** START OF STORED RECORDS **
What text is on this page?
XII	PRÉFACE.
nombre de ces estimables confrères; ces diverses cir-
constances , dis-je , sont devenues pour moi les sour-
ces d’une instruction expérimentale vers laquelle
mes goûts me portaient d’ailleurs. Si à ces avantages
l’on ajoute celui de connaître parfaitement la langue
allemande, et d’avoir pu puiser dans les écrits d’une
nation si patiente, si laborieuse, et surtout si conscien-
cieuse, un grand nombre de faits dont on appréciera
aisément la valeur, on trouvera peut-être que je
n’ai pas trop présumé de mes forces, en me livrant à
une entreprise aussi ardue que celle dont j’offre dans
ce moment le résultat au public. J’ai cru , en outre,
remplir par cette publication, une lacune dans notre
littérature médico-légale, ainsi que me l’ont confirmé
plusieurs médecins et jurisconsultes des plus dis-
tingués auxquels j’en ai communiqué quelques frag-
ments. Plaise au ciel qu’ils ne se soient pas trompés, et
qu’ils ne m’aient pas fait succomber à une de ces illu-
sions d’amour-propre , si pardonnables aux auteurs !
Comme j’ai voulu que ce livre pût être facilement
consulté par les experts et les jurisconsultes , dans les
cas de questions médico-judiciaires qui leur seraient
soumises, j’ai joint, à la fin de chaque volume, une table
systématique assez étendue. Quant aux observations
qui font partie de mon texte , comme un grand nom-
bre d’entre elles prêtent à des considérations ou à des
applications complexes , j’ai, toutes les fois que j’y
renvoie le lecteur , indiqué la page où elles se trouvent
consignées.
** END OF STORED RECORDS **
**EXERCISE DESCRIPTION**. Find every line in the records above that contains the word "page", and copy each one.

**SOLUTION BELOW**.
What text is on this page?
renvoie le lecteur , indiqué la page où elles se trouvent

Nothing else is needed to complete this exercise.